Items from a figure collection
******************************

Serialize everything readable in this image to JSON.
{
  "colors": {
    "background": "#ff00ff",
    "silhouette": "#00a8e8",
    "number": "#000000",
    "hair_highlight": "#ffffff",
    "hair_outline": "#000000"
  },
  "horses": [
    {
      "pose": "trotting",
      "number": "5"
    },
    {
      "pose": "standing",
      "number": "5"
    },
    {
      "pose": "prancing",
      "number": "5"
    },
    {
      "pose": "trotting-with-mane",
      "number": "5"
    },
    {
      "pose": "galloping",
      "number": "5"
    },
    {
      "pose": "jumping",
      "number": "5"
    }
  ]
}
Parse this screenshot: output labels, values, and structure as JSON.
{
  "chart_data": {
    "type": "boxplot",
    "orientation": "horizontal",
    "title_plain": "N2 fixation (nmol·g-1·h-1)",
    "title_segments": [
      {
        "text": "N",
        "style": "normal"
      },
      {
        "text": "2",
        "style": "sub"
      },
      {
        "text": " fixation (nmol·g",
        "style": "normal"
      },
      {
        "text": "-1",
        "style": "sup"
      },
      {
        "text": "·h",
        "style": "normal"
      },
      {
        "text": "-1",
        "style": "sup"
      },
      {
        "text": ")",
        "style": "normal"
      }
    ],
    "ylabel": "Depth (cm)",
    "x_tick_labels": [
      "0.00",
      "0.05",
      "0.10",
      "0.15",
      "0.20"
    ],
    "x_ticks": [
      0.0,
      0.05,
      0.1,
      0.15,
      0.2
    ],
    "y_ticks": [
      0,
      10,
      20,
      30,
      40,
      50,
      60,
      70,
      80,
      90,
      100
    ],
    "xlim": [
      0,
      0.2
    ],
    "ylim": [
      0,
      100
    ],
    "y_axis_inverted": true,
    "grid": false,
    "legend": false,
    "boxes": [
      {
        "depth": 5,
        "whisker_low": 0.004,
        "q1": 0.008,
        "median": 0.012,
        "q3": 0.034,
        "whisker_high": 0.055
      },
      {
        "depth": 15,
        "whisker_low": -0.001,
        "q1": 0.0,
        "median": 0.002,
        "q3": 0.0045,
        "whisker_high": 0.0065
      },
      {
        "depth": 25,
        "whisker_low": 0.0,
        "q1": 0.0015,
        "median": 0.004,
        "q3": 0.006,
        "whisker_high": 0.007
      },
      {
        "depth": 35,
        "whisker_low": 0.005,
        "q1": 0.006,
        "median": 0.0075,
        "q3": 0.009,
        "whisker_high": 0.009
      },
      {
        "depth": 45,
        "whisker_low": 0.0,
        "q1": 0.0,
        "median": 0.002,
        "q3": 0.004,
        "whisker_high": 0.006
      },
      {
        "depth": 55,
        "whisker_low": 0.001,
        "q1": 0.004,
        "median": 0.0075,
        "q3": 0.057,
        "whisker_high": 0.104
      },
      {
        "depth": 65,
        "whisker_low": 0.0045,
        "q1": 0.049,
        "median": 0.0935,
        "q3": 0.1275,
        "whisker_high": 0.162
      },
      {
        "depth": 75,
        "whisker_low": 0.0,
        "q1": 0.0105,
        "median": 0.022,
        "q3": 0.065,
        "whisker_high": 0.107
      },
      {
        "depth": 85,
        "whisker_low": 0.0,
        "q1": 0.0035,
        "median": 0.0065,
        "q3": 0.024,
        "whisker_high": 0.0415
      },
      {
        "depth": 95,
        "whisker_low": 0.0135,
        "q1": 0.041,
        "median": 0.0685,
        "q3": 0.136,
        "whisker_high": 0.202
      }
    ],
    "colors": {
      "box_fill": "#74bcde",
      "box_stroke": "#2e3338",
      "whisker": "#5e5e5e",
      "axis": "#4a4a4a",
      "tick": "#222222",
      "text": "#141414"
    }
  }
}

******************************

Above are some records; extract every one of them exactly.

__Solution__
Serialize everything readable in this image to JSON.
{
  "colors": {
    "background": "#ff00ff",
    "silhouette": "#00a8e8",
    "number": "#000000",
    "hair_highlight": "#ffffff",
    "hair_outline": "#000000"
  },
  "horses": [
    {
      "pose": "trotting",
      "number": "5"
    },
    {
      "pose": "standing",
      "number": "5"
    },
    {
      "pose": "prancing",
      "number": "5"
    },
    {
      "pose": "trotting-with-mane",
      "number": "5"
    },
    {
      "pose": "galloping",
      "number": "5"
    },
    {
      "pose": "jumping",
      "number": "5"
    }
  ]
}
Parse this screenshot: output labels, values, and structure as JSON.
{
  "chart_data": {
    "type": "boxplot",
    "orientation": "horizontal",
    "title_plain": "N2 fixation (nmol·g-1·h-1)",
    "title_segments": [
      {
        "text": "N",
        "style": "normal"
      },
      {
        "text": "2",
        "style": "sub"
      },
      {
        "text": " fixation (nmol·g",
        "style": "normal"
      },
      {
        "text": "-1",
        "style": "sup"
      },
      {
        "text": "·h",
        "style": "normal"
      },
      {
        "text": "-1",
        "style": "sup"
      },
      {
        "text": ")",
        "style": "normal"
      }
    ],
    "ylabel": "Depth (cm)",
    "x_tick_labels": [
      "0.00",
      "0.05",
      "0.10",
      "0.15",
      "0.20"
    ],
    "x_ticks": [
      0.0,
      0.05,
      0.1,
      0.15,
      0.2
    ],
    "y_ticks": [
      0,
      10,
      20,
      30,
      40,
      50,
      60,
      70,
      80,
      90,
      100
    ],
    "xlim": [
      0,
      0.2
    ],
    "ylim": [
      0,
      100
    ],
    "y_axis_inverted": true,
    "grid": false,
    "legend": false,
    "boxes": [
      {
        "depth": 5,
        "whisker_low": 0.004,
        "q1": 0.008,
        "median": 0.012,
        "q3": 0.034,
        "whisker_high": 0.055
      },
      {
        "depth": 15,
        "whisker_low": -0.001,
        "q1": 0.0,
        "median": 0.002,
        "q3": 0.0045,
        "whisker_high": 0.0065
      },
      {
        "depth": 25,
        "whisker_low": 0.0,
        "q1": 0.0015,
        "median": 0.004,
        "q3": 0.006,
        "whisker_high": 0.007
      },
      {
        "depth": 35,
        "whisker_low": 0.005,
        "q1": 0.006,
        "median": 0.0075,
        "q3": 0.009,
        "whisker_high": 0.009
      },
      {
        "depth": 45,
        "whisker_low": 0.0,
        "q1": 0.0,
        "median": 0.002,
        "q3": 0.004,
        "whisker_high": 0.006
      },
      {
        "depth": 55,
        "whisker_low": 0.001,
        "q1": 0.004,
        "median": 0.0075,
        "q3": 0.057,
        "whisker_high": 0.104
      },
      {
        "depth": 65,
        "whisker_low": 0.0045,
        "q1": 0.049,
        "median": 0.0935,
        "q3": 0.1275,
        "whisker_high": 0.162
      },
      {
        "depth": 75,
        "whisker_low": 0.0,
        "q1": 0.0105,
        "median": 0.022,
        "q3": 0.065,
        "whisker_high": 0.107
      },
      {
        "depth": 85,
        "whisker_low": 0.0,
        "q1": 0.0035,
        "median": 0.0065,
        "q3": 0.024,
        "whisker_high": 0.0415
      },
      {
        "depth": 95,
        "whisker_low": 0.0135,
        "q1": 0.041,
        "median": 0.0685,
        "q3": 0.136,
        "whisker_high": 0.202
      }
    ],
    "colors": {
      "box_fill": "#74bcde",
      "box_stroke": "#2e3338",
      "whisker": "#5e5e5e",
      "axis": "#4a4a4a",
      "tick": "#222222",
      "text": "#141414"
    }
  }
}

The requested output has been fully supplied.